Collegiate conference ice hockey tournament for ECAC Hockey

The ECAC Hockey Tournament is the conference tournament for ECAC Hockey. The winner of the tournament received an automatic berth into the NCAA Tournament which has occurred every year the NCAA has allowed automatic berths into the tournament. The ECAC tournament champion has only once not received an invitation to the NCAA tournament, that coming in 1963 when Harvard won its first conference championship (the second year in existence for the ECAC).

Excerpted records -

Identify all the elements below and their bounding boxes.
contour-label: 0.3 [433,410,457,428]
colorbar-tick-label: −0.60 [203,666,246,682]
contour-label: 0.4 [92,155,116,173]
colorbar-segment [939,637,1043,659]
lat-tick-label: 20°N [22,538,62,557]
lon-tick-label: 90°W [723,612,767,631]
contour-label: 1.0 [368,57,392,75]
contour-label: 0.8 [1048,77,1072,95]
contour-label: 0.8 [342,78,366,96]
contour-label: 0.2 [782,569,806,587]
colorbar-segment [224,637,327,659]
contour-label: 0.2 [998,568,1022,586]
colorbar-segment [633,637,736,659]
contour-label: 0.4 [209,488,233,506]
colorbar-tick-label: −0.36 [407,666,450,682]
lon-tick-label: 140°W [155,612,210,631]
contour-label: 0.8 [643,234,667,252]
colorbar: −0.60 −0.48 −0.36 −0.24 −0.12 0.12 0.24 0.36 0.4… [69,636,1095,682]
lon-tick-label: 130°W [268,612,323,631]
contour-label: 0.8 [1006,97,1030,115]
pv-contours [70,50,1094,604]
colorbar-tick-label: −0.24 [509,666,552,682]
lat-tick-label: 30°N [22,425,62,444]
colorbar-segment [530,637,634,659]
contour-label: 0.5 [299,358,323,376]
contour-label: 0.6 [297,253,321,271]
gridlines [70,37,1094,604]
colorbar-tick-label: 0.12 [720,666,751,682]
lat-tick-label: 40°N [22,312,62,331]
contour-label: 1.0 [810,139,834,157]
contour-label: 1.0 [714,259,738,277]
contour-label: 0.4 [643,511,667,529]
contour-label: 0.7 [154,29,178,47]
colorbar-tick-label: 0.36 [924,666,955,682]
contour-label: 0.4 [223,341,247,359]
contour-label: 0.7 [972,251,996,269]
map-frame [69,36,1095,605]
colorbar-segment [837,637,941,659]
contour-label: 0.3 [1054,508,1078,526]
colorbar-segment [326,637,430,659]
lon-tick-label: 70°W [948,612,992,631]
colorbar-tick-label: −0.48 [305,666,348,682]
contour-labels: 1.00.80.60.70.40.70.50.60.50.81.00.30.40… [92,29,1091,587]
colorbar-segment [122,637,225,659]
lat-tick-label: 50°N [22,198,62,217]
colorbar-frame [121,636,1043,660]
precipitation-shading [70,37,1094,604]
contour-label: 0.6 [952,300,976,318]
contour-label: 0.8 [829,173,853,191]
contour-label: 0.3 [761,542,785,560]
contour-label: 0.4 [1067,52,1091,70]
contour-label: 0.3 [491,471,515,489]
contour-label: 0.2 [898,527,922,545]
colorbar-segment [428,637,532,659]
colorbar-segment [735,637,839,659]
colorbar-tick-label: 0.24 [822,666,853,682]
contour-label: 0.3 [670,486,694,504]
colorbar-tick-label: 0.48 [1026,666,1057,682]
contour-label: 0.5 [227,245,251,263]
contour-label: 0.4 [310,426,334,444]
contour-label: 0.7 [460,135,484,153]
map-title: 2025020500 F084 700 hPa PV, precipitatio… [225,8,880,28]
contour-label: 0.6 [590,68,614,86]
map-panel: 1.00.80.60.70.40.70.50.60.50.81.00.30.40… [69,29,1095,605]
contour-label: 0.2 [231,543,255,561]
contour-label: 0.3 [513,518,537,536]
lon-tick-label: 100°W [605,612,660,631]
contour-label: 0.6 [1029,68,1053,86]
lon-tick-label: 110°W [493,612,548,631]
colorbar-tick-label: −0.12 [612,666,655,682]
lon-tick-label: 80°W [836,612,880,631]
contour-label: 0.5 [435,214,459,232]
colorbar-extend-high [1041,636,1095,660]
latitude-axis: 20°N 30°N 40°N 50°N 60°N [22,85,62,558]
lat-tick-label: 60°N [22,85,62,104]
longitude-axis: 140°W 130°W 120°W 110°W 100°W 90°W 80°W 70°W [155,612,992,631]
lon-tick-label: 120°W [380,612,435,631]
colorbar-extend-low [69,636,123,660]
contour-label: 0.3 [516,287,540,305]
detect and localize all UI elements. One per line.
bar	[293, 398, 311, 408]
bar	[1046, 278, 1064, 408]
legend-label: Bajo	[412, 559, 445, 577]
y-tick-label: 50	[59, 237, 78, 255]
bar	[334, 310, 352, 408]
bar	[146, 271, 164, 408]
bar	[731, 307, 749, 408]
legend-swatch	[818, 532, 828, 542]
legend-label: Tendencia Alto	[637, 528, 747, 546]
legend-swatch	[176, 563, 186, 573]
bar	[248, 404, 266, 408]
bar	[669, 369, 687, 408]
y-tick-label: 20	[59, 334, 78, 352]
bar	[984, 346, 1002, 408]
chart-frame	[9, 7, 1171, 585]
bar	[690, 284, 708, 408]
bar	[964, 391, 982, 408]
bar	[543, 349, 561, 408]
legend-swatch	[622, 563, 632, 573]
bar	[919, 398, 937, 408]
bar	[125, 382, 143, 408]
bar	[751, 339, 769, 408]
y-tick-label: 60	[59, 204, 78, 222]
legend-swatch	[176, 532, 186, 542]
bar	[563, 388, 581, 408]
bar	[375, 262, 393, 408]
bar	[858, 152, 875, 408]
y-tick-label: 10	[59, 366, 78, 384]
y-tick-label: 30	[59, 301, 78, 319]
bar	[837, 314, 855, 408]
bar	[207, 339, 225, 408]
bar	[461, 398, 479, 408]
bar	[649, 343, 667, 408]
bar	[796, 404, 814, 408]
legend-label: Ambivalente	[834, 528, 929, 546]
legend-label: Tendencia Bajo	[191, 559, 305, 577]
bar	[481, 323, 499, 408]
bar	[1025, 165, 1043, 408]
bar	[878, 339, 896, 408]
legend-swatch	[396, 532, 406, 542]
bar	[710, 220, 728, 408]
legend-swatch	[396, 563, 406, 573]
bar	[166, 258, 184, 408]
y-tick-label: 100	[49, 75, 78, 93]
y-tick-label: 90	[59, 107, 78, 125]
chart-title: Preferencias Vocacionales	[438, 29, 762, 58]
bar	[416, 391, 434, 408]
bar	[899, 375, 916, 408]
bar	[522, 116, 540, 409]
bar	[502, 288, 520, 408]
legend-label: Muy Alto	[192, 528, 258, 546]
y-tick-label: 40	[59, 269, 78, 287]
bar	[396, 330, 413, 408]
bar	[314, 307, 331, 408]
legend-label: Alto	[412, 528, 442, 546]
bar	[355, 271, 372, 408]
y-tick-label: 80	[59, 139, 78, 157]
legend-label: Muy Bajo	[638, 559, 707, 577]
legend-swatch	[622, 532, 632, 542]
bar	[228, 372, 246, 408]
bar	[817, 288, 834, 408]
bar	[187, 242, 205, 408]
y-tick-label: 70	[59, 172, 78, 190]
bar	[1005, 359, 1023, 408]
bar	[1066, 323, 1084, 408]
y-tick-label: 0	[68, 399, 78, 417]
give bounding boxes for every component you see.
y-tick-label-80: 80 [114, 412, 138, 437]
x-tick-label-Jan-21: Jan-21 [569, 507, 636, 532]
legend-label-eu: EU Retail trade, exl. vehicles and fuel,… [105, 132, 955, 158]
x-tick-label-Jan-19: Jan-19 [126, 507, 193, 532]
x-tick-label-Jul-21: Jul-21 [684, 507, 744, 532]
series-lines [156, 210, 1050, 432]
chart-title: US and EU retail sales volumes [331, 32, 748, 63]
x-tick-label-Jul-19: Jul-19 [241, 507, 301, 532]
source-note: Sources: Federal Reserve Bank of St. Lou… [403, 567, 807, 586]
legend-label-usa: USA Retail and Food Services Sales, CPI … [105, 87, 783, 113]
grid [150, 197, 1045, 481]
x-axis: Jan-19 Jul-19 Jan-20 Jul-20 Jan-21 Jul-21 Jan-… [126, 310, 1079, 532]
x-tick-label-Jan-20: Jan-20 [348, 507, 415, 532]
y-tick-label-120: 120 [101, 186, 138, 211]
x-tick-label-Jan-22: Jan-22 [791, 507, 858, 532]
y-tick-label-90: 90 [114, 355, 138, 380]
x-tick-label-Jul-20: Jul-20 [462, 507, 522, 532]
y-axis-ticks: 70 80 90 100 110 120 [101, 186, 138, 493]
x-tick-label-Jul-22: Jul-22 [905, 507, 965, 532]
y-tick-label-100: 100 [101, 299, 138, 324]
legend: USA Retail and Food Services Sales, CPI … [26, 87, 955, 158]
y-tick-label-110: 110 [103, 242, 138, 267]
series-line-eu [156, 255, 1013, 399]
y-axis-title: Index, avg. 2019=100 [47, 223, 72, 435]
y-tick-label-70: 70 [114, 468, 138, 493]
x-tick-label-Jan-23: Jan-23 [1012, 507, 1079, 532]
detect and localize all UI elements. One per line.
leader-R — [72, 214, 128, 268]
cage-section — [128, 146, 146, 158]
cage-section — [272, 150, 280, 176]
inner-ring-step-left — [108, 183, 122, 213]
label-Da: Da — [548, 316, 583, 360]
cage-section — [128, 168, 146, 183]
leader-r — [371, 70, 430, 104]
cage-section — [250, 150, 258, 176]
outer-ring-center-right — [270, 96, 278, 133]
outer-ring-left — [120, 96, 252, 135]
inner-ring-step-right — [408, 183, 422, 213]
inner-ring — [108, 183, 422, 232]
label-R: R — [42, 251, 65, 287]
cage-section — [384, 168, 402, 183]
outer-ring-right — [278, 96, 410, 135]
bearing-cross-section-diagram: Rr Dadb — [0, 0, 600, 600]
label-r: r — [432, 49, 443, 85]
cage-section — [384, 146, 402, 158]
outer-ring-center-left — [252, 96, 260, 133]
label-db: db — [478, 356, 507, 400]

Your assignment - Condense the ECAC Hockey Tournament text above into two sentences.

Solution to the exercise - The ECAC Hockey Tournament is ECAC Hockey's conference tournament, and its winner has received an automatic berth into the NCAA Tournament every year the NCAA has allowed automatic berths. The tournament champion has gone without an NCAA invitation only once, in 1963, when Harvard won its first conference championship in the ECAC's second year of existence.